Show every line in the rows below that contains the word "place". Case counts.

> [Record excerpts]:

-- Start --

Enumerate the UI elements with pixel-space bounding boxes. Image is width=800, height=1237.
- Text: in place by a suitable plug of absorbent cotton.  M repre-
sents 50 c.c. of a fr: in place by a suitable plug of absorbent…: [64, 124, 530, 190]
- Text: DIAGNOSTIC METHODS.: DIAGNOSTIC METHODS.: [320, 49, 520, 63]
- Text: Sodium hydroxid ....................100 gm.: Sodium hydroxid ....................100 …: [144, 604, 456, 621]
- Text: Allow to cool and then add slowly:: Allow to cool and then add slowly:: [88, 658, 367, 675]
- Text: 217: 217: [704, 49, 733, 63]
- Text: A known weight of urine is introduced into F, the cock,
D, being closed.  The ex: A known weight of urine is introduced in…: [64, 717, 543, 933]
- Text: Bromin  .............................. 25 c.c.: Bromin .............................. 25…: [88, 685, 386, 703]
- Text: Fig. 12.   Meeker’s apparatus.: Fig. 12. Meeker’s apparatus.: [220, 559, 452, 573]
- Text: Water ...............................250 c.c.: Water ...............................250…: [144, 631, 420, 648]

-- End --

> [The reply]:
- Text: in place by a suitable plug of absorbent cotton.  M repre-
sents 50 c.c. of a fr: in place by a suitable plug of absorbent…: [64, 124, 530, 190]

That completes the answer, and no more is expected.